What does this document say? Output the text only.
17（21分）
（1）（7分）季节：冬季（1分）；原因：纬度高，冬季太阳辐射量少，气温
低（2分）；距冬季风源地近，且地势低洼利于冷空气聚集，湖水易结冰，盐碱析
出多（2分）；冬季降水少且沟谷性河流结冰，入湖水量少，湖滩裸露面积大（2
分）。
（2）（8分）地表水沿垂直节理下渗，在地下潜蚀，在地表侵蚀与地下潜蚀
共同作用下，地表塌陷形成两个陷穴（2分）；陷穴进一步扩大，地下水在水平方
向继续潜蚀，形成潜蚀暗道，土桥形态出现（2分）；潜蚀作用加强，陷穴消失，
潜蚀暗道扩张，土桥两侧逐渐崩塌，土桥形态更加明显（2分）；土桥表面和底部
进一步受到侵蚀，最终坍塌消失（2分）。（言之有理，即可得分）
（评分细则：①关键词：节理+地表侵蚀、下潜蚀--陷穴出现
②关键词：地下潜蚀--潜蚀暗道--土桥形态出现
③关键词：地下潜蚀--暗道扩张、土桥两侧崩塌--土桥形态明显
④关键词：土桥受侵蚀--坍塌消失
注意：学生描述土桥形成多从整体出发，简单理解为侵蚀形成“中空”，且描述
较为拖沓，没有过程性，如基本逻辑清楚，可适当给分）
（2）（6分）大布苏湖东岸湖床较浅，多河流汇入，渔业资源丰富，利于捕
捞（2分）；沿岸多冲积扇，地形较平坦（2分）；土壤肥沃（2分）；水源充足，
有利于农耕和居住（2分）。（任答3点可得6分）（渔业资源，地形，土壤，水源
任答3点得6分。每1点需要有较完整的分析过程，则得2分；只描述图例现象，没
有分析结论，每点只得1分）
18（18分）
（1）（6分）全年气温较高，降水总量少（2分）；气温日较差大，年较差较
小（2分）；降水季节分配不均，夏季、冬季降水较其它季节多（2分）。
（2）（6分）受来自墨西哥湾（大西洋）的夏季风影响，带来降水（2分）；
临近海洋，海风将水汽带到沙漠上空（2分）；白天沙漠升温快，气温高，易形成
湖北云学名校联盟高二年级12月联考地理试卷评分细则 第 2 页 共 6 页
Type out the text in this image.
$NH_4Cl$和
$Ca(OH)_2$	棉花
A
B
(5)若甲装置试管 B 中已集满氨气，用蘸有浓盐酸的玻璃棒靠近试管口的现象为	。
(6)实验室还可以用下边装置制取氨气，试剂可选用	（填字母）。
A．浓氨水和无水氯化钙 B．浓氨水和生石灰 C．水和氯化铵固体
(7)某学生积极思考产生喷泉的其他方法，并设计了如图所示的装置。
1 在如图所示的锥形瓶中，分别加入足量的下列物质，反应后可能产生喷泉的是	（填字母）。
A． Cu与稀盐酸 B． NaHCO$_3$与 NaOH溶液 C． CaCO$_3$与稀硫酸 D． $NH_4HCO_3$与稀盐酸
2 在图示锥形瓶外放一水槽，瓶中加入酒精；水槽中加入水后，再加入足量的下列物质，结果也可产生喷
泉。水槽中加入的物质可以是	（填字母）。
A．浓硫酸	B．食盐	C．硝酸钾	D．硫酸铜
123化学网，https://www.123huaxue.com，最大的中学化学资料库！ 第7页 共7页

### [DIRECTIONS]
Would you copy out each line exactly as written?

### [RESULT FOR THIS EXERCISE]
What does this document say? Output the text only.
17（21分）
（1）（7分）季节：冬季（1分）；原因：纬度高，冬季太阳辐射量少，气温
低（2分）；距冬季风源地近，且地势低洼利于冷空气聚集，湖水易结冰，盐碱析
出多（2分）；冬季降水少且沟谷性河流结冰，入湖水量少，湖滩裸露面积大（2
分）。
（2）（8分）地表水沿垂直节理下渗，在地下潜蚀，在地表侵蚀与地下潜蚀
共同作用下，地表塌陷形成两个陷穴（2分）；陷穴进一步扩大，地下水在水平方
向继续潜蚀，形成潜蚀暗道，土桥形态出现（2分）；潜蚀作用加强，陷穴消失，
潜蚀暗道扩张，土桥两侧逐渐崩塌，土桥形态更加明显（2分）；土桥表面和底部
进一步受到侵蚀，最终坍塌消失（2分）。（言之有理，即可得分）
（评分细则：①关键词：节理+地表侵蚀、下潜蚀--陷穴出现
②关键词：地下潜蚀--潜蚀暗道--土桥形态出现
③关键词：地下潜蚀--暗道扩张、土桥两侧崩塌--土桥形态明显
④关键词：土桥受侵蚀--坍塌消失
注意：学生描述土桥形成多从整体出发，简单理解为侵蚀形成“中空”，且描述
较为拖沓，没有过程性，如基本逻辑清楚，可适当给分）
（2）（6分）大布苏湖东岸湖床较浅，多河流汇入，渔业资源丰富，利于捕
捞（2分）；沿岸多冲积扇，地形较平坦（2分）；土壤肥沃（2分）；水源充足，
有利于农耕和居住（2分）。（任答3点可得6分）（渔业资源，地形，土壤，水源
任答3点得6分。每1点需要有较完整的分析过程，则得2分；只描述图例现象，没
有分析结论，每点只得1分）
18（18分）
（1）（6分）全年气温较高，降水总量少（2分）；气温日较差大，年较差较
小（2分）；降水季节分配不均，夏季、冬季降水较其它季节多（2分）。
（2）（6分）受来自墨西哥湾（大西洋）的夏季风影响，带来降水（2分）；
临近海洋，海风将水汽带到沙漠上空（2分）；白天沙漠升温快，气温高，易形成
湖北云学名校联盟高二年级12月联考地理试卷评分细则 第 2 页 共 6 页
Type out the text in this image.
$NH_4Cl$和
$Ca(OH)_2$	棉花
A
B
(5)若甲装置试管 B 中已集满氨气，用蘸有浓盐酸的玻璃棒靠近试管口的现象为	。
(6)实验室还可以用下边装置制取氨气，试剂可选用	（填字母）。
A．浓氨水和无水氯化钙 B．浓氨水和生石灰 C．水和氯化铵固体
(7)某学生积极思考产生喷泉的其他方法，并设计了如图所示的装置。
1 在如图所示的锥形瓶中，分别加入足量的下列物质，反应后可能产生喷泉的是	（填字母）。
A． Cu与稀盐酸 B． NaHCO$_3$与 NaOH溶液 C． CaCO$_3$与稀硫酸 D． $NH_4HCO_3$与稀盐酸
2 在图示锥形瓶外放一水槽，瓶中加入酒精；水槽中加入水后，再加入足量的下列物质，结果也可产生喷
泉。水槽中加入的物质可以是	（填字母）。
A．浓硫酸	B．食盐	C．硝酸钾	D．硫酸铜
123化学网，https://www.123huaxue.com，最大的中学化学资料库！ 第7页 共7页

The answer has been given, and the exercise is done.